#### EXCERPT TO READ ####

Dubai-based Raw Coffee Company enjoyed its best year in 2020 and has revealed expansion plans for the coming 12 months.
Company co-owner and CEO, Matt Toogood, told Arabian Business that he expects an 8 percent increase in net profits for the past 12 months, while he said year-on-year revenue was up by 21 percent.
With an air of caution in his mind, he said “2020 was the best year for this company that we’ve ever had.”
“I’m really scared about saying that because there’s been so many people that I know who have been impacted directly and our community that has been dramatically affected by 2020. I’d hate to think that people thought we took advantage of the situation because there’s a number of companies around the world who have done that.”
The company, which was founded in 2007, recently struck a deal with logistics giant DHL to extend its GCC delivery after witnessing an increase in online sales of 70 percent in the last year.
Toogood, who runs the business alongside co-owner and managing director Kim Thompson, said that from completing 50 deliveries-a-day prior to the lockdown in March last year, that rocketed up to almost 400 deliveries as Raw focused on the B2C market.
“When we came out the other side and we experienced a summer where everyone was trapped here we were generating three and four times the sales we normally would in the summer months,” he said, adding the B2C market was “increasing month-on-month”.
Matt Toogood and Kim Thompson
He said that “every single number” on the company’s profit-and-loss has “gone in the correct direction”, including the recruiting of 20 more members of staff, taking the workforce number to 62.
“We realised that there were things getting outsourced that we were far better to take the hit of employing people and get them done in-house,” he said, adding six or seven additional people will be hired in the next couple months. While staff salaries, which were cut at the height of the pandemic, were restored by November and employees received a pay rise in January, said Toogood.
He also explained that they completely rebuilt their financials and logistics systems, which resulted in a 200-300 percent improvement in the back-end of the company.
In terms of future plans, Toogood said: “We’re going to be opening a manufacturing facility in Saudi Arabia in the near future.”
Raw currently buys its coffee from nine different countries, through South America, Central America, Asia and Africa.
He explained that one of the key pillars of the company is to keep things local. He said: “Going back to when I was a kid, coffee is a product that should be drank fresh. It doesn’t need to come straight out of the roaster and drink it, it needs to be about ten days to two weeks – some coffees are good after six weeks, but basically after six weeks it’s done.”
He added: “We buy unroasted green coffee that is produced once, maybe twice a year by our suppliers. That product is very stable for up to a year or 18 months as long as it’s kept in the right conditions. It makes more sense both from a tax perspective and a cost of transport perspective, to import those green beans into Saudi and then roast them on site.”
Raw currently buys its coffee from nine different countries, through South America, Central America, Asia and Africa. “Ninety-nine point nine percent of the coffee that we are buying is directly traded with people that I have shaken their hand,” said Toogood.

####

(ASSIGNED TASK 1)
According to the article about Raw Coffee Company, how large is the workforce after the recruitment of 20 more staff members?
(ASSIGNED TASK 2)
Condense the paragraph of the article about Raw Coffee Company that begins "Toogood, who runs the business" into one or two shorter sentences, keeping its main facts.
(ASSIGNED TASK 3)
Based on the article about Raw Coffee Company, decide whether each statement agrees with it, and quote the words that decide each one: (a) Raw saw a 70 percent increase in online sales in the last year. (b) Staff salaries cut during the pandemic have not yet been restored. (c) Raw plans to open a manufacturing facility in Saudi Arabia.

#### EXTRACTED DATA ####

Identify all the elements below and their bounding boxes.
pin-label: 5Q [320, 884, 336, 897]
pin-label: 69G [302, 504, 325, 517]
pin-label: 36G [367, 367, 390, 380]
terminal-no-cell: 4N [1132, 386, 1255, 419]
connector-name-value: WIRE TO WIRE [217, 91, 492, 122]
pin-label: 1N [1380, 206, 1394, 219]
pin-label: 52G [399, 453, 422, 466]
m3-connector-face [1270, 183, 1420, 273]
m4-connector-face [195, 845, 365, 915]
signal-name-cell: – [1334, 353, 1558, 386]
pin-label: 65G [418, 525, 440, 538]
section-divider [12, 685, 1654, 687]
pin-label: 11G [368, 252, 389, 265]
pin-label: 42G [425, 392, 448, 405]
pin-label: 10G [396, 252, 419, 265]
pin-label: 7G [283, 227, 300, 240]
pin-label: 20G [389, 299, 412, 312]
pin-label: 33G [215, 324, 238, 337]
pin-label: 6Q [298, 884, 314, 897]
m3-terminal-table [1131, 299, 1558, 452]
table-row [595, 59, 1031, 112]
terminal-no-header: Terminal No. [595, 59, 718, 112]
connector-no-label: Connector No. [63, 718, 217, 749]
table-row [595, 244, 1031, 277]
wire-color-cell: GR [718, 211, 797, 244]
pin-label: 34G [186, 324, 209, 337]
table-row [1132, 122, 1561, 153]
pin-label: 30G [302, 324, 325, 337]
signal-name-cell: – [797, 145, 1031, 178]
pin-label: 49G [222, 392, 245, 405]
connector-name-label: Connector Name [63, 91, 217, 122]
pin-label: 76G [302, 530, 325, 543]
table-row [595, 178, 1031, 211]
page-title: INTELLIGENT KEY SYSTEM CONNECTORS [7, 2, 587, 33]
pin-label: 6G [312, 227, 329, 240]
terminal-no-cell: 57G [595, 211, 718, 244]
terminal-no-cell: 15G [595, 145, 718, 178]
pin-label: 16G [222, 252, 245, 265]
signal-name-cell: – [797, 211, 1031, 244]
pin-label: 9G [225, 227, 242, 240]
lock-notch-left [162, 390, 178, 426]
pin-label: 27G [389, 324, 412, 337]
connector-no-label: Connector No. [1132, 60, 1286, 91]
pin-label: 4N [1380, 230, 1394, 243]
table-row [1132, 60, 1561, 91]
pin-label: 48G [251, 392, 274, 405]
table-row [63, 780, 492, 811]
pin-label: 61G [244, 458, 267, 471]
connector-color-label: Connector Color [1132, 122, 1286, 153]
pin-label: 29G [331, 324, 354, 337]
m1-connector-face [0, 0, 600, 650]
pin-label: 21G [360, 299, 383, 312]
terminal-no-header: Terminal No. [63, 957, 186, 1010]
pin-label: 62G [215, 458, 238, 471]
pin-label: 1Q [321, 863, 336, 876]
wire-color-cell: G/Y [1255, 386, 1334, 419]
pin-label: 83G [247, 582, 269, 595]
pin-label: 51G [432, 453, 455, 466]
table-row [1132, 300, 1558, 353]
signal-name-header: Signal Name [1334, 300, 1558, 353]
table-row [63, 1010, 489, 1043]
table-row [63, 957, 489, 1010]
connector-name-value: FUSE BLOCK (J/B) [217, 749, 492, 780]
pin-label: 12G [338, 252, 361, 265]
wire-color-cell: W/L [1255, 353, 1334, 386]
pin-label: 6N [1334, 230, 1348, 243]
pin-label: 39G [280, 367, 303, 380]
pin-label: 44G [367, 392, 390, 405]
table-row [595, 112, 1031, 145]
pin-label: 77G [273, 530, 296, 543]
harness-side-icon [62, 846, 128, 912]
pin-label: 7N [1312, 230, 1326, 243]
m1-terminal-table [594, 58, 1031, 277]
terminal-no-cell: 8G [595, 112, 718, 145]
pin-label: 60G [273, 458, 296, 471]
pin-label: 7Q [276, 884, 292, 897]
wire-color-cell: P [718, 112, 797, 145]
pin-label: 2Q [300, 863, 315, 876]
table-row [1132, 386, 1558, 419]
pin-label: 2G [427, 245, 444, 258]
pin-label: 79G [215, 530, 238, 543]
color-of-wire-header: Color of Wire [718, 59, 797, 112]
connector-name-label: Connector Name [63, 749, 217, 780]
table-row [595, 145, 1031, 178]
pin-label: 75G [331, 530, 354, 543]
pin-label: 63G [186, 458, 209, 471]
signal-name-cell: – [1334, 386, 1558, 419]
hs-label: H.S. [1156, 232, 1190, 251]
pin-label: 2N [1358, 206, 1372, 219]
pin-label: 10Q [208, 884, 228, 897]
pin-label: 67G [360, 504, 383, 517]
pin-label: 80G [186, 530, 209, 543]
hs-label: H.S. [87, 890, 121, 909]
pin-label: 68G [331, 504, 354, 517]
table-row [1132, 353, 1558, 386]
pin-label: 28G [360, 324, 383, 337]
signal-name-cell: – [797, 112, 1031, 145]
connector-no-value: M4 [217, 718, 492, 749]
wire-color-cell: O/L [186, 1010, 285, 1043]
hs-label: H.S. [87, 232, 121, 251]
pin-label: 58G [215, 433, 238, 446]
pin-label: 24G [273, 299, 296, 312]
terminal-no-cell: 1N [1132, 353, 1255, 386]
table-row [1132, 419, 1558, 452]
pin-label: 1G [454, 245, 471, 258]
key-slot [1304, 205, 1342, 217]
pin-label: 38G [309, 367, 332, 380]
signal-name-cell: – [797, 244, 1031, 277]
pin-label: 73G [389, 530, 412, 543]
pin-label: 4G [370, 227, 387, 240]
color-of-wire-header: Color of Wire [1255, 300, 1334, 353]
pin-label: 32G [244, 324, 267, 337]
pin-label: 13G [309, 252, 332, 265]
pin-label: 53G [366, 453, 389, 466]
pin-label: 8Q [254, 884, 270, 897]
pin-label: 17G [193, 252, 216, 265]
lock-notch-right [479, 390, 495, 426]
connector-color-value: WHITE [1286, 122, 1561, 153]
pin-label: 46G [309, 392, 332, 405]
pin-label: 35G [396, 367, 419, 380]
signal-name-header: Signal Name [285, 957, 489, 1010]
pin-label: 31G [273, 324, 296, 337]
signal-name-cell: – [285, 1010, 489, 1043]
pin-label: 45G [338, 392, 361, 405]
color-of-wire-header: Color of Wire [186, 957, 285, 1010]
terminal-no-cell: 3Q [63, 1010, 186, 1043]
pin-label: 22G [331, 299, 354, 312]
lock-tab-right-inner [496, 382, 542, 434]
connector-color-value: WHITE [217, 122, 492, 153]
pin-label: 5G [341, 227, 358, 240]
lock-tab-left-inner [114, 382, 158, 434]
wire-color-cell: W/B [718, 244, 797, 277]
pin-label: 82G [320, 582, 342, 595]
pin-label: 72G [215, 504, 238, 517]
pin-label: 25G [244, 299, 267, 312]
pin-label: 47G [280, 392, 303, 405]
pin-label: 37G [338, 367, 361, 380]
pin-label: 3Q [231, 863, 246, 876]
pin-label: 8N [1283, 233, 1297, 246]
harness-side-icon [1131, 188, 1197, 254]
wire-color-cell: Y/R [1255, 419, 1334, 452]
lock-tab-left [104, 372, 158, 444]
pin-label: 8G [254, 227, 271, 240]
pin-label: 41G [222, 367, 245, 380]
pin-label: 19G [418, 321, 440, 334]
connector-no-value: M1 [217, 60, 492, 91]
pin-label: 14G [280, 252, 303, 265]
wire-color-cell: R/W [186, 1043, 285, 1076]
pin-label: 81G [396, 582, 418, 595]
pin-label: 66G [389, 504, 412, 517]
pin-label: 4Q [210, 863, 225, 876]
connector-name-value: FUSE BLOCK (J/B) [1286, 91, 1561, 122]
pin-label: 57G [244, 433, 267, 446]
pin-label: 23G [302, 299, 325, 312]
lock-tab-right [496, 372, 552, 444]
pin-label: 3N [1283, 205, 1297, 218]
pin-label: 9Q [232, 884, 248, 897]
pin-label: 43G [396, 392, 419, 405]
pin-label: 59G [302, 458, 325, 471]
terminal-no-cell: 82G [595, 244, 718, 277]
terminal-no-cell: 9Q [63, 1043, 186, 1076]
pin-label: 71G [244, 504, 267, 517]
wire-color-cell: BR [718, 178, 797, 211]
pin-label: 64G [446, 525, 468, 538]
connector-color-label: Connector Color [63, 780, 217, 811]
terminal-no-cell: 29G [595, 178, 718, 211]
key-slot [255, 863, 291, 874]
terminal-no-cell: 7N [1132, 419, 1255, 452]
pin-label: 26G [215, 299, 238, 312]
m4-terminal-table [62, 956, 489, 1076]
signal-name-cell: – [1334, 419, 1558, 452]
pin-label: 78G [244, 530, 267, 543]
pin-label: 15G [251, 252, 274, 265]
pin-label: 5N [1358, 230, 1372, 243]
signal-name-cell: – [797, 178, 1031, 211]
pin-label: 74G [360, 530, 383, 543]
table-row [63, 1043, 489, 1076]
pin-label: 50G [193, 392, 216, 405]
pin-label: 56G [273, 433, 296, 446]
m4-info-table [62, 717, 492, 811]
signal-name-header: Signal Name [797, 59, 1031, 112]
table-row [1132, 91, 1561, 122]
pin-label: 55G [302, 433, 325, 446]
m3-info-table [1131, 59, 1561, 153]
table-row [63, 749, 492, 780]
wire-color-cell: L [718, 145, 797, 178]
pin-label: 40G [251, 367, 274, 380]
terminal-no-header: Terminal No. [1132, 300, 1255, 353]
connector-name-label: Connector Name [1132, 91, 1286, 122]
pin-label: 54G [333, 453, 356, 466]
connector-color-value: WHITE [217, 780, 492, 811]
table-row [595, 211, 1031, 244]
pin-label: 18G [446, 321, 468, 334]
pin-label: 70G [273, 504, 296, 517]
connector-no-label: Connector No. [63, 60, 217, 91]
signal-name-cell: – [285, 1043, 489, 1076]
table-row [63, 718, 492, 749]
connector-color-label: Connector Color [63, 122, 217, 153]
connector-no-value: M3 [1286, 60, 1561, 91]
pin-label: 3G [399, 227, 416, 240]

####

(FINAL ANSWER 1)
62 people.

(FINAL ANSWER 2)
Toogood runs the business with co-owner and managing director Kim Thompson. As Raw focused on the B2C market, deliveries rose from 50 a day before the March lockdown to almost 400.

(FINAL ANSWER 3)
(a) Yes: "after witnessing an increase in online sales of 70 percent in the last year"
(b) No: "staff salaries, which were cut at the height of the pandemic, were restored by November"
(c) Yes: "We’re going to be opening a manufacturing facility in Saudi Arabia in the near future."